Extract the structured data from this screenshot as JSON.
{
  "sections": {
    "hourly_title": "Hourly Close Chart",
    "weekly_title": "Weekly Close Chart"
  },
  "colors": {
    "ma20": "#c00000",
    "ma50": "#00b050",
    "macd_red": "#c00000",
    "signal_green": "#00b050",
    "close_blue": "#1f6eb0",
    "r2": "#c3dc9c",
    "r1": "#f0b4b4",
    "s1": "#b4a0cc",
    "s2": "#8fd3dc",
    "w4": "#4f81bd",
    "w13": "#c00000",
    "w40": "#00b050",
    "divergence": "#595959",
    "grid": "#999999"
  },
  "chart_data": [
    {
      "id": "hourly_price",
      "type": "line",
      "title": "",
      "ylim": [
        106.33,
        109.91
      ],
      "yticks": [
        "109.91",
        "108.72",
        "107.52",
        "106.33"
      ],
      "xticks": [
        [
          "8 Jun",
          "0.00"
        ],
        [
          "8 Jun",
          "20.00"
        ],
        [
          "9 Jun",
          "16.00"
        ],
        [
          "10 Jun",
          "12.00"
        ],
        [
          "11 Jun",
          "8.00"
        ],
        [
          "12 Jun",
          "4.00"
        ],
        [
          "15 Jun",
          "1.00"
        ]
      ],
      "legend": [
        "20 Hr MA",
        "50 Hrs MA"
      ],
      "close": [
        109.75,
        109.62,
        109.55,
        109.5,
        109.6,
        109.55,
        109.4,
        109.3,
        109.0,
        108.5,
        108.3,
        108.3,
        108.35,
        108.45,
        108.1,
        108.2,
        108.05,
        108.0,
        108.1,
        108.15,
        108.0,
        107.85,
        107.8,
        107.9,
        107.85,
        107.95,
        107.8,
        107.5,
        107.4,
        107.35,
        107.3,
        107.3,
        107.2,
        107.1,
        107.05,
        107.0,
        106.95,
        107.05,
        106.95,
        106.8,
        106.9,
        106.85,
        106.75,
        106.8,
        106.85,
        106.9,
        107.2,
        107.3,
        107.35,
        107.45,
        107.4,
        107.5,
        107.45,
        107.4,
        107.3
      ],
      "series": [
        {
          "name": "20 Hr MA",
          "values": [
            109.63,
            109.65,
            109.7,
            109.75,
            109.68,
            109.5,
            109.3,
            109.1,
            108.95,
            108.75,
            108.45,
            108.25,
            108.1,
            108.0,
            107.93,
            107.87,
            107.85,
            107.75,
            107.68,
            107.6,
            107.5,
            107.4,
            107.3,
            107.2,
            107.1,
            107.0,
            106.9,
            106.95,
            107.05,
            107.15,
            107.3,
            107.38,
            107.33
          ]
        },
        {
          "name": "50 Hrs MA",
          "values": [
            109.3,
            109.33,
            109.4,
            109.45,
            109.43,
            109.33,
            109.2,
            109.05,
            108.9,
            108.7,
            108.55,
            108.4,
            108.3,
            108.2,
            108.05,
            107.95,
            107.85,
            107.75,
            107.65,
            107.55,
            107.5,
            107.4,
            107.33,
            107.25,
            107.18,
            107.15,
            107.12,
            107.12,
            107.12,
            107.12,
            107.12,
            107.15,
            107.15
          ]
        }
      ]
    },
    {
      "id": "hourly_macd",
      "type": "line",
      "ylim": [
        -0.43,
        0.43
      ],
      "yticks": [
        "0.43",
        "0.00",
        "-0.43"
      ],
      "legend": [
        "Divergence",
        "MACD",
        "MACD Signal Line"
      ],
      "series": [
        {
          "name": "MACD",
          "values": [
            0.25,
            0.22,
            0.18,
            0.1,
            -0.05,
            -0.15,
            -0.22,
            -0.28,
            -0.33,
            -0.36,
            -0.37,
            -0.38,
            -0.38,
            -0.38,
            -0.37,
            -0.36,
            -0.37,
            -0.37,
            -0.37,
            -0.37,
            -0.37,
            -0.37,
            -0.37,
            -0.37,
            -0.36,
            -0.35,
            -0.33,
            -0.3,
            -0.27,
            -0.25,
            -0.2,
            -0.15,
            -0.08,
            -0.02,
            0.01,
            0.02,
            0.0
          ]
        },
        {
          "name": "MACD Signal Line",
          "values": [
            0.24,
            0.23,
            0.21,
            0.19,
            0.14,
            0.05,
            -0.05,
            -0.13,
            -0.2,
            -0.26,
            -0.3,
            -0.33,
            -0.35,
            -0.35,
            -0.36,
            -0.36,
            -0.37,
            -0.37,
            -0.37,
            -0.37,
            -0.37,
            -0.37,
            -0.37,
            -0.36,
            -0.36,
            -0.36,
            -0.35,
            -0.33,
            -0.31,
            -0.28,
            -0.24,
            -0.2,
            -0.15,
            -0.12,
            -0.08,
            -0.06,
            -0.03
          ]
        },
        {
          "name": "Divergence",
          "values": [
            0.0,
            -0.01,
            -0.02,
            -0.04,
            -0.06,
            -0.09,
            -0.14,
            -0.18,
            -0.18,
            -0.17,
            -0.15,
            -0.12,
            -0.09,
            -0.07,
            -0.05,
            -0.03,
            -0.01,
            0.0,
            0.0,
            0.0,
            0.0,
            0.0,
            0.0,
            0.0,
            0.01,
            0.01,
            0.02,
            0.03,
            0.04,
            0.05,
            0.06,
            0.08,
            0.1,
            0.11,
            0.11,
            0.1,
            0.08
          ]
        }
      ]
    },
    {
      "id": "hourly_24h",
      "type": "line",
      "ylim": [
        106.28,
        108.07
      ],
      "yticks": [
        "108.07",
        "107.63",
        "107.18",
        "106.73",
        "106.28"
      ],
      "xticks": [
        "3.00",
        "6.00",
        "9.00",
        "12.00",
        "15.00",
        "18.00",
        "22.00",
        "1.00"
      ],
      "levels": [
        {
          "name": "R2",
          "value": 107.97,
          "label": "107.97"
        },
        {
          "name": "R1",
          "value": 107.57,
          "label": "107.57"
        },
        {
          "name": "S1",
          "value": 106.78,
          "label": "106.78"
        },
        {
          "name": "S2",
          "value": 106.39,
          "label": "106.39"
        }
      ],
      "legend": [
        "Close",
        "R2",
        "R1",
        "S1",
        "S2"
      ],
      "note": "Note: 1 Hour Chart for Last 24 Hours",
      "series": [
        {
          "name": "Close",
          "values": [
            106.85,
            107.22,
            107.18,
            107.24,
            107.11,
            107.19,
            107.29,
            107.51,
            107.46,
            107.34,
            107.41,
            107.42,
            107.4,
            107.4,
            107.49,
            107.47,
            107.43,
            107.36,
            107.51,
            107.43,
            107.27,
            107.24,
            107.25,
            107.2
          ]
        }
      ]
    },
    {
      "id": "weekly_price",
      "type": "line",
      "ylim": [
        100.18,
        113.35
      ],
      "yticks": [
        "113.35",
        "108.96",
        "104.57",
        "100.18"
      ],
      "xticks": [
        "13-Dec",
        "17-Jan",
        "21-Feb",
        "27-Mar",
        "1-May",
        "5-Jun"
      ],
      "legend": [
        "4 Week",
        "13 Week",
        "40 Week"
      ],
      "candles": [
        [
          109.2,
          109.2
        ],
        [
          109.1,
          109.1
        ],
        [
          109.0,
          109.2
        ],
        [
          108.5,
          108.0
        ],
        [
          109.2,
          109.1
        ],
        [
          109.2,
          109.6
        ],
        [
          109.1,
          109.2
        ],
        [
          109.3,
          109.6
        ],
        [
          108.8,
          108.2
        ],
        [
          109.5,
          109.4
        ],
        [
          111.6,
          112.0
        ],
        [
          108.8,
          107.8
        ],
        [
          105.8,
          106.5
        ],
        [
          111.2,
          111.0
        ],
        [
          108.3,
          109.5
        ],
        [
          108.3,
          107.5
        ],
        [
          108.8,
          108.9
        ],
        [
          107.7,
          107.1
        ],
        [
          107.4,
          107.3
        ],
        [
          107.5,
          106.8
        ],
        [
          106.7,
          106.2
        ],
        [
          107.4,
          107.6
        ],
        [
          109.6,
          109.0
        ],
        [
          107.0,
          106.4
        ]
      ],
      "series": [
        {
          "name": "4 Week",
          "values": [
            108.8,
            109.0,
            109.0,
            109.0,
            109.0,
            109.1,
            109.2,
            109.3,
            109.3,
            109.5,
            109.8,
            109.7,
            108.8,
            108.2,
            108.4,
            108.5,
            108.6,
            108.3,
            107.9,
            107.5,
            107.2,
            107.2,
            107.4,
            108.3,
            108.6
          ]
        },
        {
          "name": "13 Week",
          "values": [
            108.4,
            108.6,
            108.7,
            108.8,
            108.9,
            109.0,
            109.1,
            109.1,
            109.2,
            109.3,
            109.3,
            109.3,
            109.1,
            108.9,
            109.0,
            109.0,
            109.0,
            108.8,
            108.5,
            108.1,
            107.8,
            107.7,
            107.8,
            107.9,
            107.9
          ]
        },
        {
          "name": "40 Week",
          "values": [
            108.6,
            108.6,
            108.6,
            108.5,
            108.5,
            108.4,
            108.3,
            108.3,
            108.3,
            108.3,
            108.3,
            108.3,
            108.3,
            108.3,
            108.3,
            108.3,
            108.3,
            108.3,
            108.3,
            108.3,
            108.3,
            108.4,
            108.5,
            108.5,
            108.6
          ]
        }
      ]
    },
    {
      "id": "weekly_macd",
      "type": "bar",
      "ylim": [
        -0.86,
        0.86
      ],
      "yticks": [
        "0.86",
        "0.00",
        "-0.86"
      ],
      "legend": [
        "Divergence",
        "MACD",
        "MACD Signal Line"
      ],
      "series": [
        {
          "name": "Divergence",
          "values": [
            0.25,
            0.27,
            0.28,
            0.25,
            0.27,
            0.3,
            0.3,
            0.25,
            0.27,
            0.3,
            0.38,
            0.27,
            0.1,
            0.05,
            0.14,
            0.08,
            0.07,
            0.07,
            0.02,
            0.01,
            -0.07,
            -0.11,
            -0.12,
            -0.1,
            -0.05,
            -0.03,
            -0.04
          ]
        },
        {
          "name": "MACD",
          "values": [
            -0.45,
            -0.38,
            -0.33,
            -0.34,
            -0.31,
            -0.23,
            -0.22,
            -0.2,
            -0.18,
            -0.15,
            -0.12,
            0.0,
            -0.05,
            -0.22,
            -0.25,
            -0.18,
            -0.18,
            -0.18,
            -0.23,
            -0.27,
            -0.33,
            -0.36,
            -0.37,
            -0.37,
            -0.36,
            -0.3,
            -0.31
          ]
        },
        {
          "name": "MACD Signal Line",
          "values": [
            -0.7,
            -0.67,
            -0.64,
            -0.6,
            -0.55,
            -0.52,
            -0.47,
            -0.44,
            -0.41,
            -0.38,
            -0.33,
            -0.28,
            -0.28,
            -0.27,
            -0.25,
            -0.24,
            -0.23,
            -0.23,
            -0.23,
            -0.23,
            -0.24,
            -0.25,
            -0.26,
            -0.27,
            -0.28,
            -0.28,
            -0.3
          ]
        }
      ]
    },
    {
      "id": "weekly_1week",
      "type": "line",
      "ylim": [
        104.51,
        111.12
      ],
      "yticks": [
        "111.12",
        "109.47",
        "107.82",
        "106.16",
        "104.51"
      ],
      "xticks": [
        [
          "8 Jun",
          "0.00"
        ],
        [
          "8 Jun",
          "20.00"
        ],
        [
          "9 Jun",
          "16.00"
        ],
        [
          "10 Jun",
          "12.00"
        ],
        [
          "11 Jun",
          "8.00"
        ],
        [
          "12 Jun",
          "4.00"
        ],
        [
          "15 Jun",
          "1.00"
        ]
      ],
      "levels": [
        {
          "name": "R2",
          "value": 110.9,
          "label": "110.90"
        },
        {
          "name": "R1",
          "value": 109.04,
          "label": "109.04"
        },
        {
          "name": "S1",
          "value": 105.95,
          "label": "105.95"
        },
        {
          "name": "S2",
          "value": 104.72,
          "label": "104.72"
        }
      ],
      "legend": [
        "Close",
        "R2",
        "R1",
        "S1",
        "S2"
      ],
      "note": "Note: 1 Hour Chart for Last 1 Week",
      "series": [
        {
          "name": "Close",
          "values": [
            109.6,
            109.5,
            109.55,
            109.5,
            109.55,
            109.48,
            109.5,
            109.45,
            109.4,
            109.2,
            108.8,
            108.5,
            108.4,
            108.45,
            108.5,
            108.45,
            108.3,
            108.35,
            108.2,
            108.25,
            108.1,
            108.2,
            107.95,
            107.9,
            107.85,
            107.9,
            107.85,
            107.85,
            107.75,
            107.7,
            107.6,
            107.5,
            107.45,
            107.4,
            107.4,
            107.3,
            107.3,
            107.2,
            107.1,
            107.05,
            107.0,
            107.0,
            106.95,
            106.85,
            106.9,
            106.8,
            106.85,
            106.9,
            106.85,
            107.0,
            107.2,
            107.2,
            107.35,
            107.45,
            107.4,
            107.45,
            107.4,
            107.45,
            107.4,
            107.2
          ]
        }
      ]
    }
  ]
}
•••••
| TASK DIRECTIONS |
Only the number should be given: how many lines of the data contain the word "note"?

| IN RESPONSE |
2